=== TASK GOAL ===
Lines that contain the string "可促进小肠和肾小管等部位对钙的吸收" are to be copied; leave out all others.

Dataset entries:
########
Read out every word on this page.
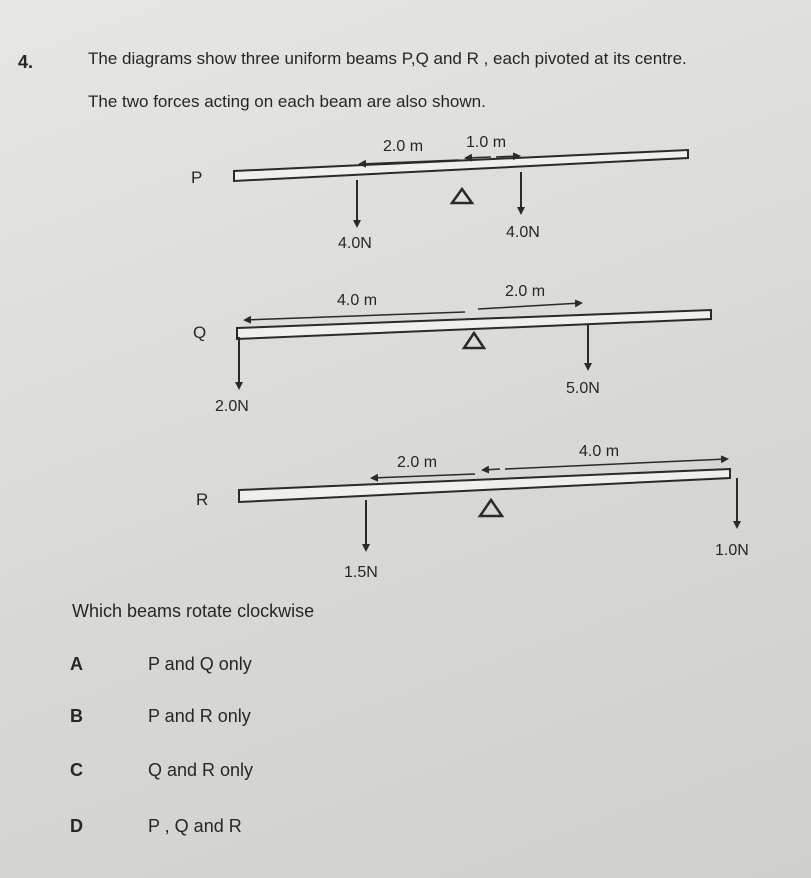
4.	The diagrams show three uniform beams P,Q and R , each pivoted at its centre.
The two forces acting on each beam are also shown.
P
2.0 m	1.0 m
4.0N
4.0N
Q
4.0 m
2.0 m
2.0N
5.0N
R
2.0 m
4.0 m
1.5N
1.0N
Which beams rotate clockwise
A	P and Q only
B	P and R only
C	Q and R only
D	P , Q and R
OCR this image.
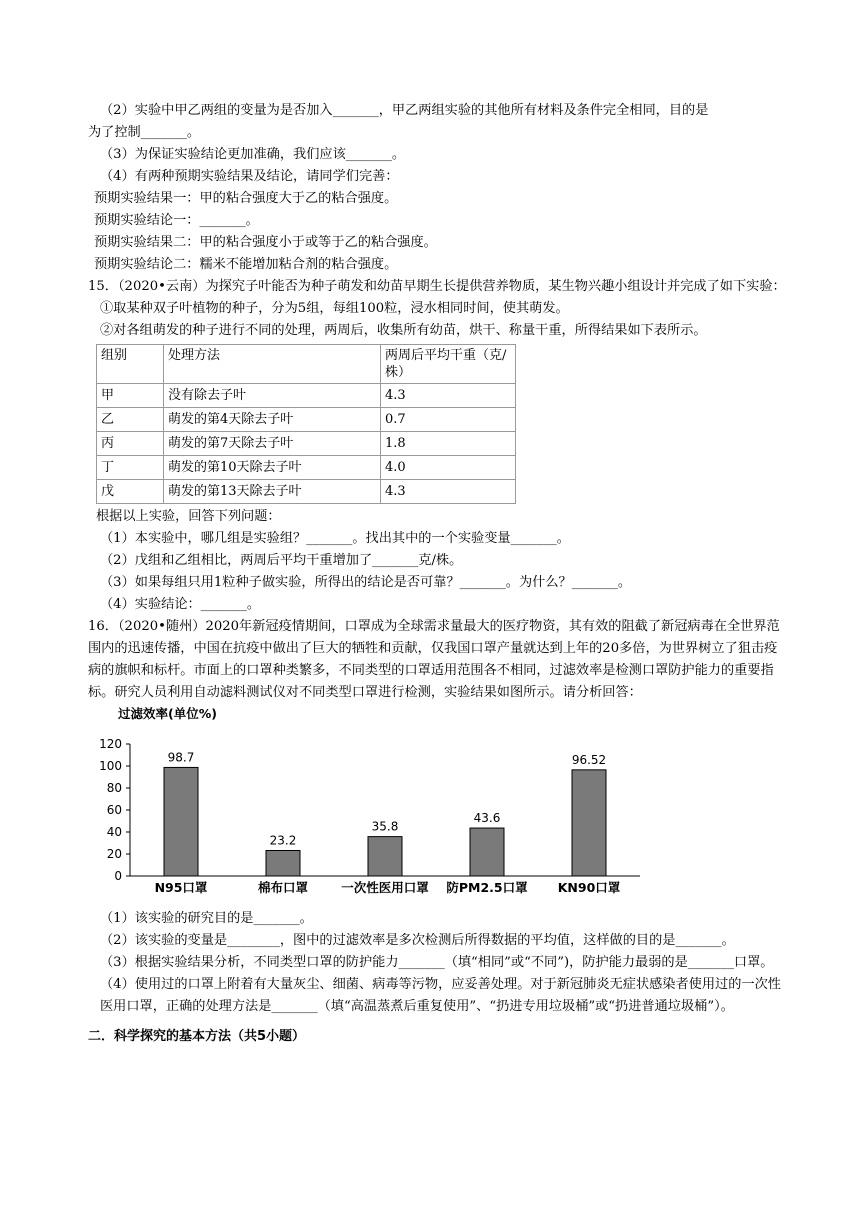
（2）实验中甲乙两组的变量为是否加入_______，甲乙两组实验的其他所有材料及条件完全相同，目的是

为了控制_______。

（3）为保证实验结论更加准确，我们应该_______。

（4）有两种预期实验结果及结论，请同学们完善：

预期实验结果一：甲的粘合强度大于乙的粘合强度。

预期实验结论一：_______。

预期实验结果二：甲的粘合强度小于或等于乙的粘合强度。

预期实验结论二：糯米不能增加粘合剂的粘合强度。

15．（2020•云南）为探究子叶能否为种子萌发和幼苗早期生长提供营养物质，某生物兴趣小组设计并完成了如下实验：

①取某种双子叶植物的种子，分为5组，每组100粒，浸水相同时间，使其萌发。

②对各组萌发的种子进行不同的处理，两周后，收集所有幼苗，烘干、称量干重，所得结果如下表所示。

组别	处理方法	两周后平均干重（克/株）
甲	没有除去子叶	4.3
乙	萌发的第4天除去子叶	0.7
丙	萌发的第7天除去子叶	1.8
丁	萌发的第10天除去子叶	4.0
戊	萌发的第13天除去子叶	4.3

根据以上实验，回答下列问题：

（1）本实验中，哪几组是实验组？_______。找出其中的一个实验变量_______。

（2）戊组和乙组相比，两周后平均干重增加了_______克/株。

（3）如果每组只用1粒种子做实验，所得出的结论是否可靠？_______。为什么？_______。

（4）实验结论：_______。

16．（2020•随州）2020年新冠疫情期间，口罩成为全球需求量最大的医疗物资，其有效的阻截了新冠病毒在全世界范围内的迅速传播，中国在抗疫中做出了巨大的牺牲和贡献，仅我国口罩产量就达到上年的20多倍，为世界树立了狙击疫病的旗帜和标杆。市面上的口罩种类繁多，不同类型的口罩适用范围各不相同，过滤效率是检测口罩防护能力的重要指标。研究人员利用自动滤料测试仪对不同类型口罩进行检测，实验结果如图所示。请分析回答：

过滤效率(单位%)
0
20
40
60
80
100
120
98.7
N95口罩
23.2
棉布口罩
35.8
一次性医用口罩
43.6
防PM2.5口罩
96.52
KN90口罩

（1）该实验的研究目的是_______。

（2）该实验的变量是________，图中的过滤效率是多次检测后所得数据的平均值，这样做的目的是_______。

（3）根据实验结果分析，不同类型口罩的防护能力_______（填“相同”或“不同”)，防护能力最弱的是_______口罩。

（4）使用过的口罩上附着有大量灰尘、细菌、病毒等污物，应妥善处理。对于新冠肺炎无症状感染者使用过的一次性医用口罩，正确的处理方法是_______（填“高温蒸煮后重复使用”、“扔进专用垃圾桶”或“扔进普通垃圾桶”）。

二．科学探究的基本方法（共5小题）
########
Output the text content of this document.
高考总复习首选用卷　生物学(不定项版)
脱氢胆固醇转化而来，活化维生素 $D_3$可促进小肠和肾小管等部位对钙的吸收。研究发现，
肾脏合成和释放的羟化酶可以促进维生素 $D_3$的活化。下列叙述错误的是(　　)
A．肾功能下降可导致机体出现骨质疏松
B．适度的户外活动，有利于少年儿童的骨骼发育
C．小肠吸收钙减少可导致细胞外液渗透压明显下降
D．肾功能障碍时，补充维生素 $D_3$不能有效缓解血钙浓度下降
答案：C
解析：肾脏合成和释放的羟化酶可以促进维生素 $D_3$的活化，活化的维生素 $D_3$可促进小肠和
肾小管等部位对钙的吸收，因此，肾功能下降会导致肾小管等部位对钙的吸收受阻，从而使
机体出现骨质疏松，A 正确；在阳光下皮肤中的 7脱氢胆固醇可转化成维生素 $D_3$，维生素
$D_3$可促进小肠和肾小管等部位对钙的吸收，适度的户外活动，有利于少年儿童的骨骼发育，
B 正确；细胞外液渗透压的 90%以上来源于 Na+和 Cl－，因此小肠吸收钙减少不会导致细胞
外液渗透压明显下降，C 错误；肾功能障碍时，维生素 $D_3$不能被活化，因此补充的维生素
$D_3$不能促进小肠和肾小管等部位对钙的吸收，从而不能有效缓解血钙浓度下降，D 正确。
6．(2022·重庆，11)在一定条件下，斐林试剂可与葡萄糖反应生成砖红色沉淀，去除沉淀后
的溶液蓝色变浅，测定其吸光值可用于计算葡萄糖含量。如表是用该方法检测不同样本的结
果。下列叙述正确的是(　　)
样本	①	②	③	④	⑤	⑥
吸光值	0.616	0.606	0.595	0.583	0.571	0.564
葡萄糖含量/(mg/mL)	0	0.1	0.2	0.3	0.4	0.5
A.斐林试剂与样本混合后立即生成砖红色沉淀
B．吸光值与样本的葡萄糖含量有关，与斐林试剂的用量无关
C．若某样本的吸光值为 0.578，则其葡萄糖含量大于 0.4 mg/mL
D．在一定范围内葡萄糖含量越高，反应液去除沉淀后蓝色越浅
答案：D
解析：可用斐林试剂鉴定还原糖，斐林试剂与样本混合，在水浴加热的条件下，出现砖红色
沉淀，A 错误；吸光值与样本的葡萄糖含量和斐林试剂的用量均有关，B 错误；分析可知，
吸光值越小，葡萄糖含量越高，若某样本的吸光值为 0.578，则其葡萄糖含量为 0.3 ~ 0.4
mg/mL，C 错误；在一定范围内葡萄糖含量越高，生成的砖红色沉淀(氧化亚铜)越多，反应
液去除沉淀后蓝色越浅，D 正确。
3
########
=== CORRECT ANSWER ===
脱氢胆固醇转化而来，活化维生素 $D_3$可促进小肠和肾小管等部位对钙的吸收。研究发现，
$D_3$可促进小肠和肾小管等部位对钙的吸收，适度的户外活动，有利于少年儿童的骨骼发育，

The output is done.